• [GIVEN INSTRUCTION]: Read the entries below and pull out each line with the string "よみメモ追加".
[start]
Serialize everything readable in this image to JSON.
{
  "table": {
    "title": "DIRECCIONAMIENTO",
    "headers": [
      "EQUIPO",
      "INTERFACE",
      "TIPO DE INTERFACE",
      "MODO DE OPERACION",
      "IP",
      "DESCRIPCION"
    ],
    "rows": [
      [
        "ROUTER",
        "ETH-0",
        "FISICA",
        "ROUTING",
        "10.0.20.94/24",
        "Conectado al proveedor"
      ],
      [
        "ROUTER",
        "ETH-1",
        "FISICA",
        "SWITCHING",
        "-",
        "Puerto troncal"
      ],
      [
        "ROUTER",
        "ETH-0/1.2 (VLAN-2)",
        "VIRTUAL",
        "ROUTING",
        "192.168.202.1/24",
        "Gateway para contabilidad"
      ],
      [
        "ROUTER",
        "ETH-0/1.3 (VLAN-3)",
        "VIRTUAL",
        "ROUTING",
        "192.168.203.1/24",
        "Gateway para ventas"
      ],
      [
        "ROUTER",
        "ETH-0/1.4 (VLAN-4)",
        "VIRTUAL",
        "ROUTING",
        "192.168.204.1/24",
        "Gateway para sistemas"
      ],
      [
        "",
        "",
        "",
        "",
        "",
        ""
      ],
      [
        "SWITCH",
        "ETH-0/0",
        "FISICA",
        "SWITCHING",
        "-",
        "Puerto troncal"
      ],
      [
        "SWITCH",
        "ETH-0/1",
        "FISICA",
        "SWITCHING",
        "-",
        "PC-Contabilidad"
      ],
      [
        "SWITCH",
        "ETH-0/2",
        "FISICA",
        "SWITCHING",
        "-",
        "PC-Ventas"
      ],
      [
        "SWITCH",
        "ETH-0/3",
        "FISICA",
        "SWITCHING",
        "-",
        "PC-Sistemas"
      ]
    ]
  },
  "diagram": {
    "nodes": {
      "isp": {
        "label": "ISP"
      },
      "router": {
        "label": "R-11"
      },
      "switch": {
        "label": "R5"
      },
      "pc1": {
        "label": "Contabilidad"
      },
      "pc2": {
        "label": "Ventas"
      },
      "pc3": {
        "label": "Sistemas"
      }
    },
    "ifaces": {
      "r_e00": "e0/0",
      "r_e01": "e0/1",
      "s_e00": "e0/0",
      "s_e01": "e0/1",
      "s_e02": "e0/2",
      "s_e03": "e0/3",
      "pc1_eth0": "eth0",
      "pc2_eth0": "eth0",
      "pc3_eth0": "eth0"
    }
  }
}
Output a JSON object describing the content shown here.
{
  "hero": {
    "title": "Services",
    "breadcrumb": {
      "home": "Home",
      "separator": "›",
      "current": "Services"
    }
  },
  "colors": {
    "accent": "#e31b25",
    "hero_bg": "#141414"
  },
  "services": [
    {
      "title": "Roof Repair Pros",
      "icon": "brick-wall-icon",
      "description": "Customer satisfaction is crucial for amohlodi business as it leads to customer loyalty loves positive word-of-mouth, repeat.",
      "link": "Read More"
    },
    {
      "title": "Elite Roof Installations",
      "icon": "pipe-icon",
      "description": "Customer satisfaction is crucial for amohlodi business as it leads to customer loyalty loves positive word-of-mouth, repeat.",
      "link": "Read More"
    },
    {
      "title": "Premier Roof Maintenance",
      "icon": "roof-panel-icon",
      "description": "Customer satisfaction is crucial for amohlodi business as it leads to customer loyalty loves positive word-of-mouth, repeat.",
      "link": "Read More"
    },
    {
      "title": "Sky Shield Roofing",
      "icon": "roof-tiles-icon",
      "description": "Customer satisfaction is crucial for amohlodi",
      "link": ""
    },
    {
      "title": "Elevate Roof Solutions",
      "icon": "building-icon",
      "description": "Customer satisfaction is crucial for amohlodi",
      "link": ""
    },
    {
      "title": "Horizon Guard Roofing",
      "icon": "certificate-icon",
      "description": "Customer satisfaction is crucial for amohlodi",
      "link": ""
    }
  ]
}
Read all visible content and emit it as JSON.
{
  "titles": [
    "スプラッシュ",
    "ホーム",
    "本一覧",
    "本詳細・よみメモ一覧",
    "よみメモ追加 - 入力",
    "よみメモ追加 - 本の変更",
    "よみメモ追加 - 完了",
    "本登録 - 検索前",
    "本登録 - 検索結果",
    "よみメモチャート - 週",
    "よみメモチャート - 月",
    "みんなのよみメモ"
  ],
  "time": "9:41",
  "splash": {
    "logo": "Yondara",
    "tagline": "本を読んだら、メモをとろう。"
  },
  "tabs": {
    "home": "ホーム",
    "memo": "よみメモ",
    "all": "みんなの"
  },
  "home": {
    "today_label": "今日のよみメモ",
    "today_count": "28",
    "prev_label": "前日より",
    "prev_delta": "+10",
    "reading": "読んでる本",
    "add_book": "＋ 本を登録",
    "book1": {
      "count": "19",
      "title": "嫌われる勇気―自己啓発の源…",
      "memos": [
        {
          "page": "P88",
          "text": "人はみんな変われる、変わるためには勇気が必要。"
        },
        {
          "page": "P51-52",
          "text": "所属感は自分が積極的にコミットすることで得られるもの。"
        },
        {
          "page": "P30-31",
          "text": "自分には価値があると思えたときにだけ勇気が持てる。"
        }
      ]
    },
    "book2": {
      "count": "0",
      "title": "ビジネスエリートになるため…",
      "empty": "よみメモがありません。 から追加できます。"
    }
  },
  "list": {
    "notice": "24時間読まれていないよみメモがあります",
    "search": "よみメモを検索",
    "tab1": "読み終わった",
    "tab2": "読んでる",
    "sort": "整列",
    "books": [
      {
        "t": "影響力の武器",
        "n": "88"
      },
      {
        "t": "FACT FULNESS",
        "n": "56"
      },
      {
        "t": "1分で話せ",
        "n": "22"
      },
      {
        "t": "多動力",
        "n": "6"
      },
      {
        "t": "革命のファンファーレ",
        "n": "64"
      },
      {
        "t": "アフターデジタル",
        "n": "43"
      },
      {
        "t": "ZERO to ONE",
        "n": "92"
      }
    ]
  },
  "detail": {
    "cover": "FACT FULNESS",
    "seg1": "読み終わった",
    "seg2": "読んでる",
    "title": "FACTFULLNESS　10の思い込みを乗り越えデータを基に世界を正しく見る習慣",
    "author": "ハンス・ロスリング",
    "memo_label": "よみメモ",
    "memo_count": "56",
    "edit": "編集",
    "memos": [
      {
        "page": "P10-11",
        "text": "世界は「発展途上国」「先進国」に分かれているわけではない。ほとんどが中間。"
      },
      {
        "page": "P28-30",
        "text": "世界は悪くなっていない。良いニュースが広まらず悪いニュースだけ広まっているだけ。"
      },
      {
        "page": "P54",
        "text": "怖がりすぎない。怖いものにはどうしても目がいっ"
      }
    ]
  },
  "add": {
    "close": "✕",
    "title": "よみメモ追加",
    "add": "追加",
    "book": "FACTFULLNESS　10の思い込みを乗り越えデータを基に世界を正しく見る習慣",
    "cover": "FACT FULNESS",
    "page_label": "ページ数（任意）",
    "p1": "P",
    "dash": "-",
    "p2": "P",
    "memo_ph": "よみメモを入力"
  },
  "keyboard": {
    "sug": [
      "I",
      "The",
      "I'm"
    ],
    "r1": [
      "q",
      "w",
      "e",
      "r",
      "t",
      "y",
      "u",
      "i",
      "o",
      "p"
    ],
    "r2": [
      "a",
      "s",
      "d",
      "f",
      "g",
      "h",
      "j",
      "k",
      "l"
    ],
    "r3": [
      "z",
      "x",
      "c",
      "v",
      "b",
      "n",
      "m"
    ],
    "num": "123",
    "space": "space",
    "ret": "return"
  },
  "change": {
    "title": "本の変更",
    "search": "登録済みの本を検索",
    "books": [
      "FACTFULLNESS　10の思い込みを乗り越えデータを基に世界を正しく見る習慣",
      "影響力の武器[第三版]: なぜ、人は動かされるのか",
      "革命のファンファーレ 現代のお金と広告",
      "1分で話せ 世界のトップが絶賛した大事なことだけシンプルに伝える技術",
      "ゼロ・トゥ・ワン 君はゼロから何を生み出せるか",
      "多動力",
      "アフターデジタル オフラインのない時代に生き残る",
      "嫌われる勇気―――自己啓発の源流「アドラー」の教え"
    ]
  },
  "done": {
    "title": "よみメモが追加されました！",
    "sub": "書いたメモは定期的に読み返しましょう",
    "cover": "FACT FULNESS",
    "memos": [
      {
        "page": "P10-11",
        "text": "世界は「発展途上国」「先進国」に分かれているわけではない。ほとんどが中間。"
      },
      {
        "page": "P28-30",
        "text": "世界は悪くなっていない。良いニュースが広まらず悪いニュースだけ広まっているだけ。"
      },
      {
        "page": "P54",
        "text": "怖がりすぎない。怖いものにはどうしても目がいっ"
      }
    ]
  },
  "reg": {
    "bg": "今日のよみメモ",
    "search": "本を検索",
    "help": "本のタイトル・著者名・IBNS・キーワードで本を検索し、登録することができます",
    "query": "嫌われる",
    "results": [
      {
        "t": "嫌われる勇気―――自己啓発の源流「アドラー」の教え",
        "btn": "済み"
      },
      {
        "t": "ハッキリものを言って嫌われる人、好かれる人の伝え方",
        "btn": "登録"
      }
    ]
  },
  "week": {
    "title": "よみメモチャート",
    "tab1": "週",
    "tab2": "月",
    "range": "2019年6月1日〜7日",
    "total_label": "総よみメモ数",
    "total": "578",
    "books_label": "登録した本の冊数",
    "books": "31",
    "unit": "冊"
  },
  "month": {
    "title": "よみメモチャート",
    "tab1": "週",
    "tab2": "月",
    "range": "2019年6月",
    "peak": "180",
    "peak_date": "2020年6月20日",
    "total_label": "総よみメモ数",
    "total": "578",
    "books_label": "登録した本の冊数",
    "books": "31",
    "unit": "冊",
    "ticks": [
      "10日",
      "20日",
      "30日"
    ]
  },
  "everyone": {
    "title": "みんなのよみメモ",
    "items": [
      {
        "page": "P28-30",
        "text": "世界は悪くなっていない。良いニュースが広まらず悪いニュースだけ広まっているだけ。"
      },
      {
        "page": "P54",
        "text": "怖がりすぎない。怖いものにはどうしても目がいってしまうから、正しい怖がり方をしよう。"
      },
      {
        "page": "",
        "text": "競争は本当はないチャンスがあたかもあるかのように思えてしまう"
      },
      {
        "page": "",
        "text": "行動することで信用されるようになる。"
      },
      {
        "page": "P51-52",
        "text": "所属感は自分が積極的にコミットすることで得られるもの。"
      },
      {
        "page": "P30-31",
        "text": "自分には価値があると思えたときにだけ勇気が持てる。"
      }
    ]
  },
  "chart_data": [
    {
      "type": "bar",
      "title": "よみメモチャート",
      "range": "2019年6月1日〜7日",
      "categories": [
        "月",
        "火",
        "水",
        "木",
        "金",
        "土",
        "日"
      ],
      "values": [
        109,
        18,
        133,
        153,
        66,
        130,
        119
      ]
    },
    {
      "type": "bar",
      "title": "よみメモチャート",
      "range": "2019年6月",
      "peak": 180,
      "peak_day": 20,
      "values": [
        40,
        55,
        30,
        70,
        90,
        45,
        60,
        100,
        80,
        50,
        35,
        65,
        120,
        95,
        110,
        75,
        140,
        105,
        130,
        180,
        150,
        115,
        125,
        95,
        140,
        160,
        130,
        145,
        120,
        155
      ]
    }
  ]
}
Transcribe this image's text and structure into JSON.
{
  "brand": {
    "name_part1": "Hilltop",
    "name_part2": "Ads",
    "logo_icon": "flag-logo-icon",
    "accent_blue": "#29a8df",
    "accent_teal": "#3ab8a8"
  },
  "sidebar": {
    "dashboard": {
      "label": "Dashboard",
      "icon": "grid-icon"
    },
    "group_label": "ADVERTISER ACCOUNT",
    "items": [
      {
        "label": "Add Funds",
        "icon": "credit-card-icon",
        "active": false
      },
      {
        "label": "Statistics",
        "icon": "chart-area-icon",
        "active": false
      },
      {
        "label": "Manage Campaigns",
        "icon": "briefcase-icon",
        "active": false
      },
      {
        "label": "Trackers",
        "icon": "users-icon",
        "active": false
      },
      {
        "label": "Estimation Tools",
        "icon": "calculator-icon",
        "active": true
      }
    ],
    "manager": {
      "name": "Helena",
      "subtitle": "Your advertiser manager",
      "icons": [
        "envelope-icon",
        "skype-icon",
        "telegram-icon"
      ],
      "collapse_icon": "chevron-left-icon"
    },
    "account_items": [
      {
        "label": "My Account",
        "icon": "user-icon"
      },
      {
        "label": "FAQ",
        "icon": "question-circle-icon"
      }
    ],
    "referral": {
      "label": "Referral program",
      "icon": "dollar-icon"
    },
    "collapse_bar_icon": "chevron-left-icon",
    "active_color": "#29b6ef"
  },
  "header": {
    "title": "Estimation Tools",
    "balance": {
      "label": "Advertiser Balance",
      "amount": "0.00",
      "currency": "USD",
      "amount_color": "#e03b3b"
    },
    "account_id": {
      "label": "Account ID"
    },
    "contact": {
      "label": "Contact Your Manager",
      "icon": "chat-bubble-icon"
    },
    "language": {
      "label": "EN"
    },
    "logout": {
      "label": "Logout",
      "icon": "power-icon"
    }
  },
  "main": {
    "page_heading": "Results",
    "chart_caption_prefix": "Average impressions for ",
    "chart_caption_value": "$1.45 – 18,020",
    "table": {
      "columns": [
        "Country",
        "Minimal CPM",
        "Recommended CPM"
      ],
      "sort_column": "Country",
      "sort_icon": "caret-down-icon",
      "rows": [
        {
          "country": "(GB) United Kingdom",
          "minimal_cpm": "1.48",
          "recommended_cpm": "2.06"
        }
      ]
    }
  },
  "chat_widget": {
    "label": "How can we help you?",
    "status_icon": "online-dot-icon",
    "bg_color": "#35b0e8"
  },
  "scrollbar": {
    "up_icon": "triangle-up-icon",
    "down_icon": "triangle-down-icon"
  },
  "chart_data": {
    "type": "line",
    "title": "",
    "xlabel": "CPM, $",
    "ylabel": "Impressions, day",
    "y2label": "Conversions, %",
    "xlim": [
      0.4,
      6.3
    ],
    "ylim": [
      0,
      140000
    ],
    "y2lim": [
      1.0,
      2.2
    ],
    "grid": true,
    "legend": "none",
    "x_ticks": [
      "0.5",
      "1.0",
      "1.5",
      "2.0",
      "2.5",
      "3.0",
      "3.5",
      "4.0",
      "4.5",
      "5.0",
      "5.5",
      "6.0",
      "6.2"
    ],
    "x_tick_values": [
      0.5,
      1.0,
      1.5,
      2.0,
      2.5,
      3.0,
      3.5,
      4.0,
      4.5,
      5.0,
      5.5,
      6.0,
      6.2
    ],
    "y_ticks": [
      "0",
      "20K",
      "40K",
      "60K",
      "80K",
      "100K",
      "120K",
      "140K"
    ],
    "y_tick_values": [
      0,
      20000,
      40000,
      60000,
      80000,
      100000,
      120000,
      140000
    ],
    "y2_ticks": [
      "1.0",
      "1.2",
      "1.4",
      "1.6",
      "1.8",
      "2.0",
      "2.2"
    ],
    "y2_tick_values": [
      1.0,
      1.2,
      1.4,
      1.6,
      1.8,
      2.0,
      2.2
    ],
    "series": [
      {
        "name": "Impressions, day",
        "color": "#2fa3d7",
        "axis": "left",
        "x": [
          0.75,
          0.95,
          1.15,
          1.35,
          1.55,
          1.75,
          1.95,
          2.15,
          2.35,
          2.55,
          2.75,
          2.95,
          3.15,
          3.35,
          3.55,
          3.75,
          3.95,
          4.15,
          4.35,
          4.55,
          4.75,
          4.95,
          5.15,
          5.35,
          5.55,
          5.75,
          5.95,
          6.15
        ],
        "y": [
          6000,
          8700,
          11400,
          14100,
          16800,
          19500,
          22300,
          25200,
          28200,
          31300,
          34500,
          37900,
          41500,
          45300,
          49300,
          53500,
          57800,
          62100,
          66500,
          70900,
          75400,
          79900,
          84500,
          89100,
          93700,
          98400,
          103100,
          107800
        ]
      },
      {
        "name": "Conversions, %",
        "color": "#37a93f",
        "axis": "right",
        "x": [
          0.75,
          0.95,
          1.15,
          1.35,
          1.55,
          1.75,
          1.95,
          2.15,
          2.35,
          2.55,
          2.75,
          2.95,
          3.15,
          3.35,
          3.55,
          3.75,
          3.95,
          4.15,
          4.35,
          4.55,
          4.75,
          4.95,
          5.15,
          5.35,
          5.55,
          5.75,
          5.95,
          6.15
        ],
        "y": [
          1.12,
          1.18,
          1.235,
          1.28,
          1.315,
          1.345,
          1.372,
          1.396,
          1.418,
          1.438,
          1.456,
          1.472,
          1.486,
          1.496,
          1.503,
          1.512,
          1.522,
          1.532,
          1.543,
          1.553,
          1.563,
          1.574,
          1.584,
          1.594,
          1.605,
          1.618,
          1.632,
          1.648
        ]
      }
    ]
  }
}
[end]
• [RESULT OF THIS EXERCISE]:
    "よみメモ追加 - 入力",
    "よみメモ追加 - 本の変更",
    "よみメモ追加 - 完了",
    "title": "よみメモ追加",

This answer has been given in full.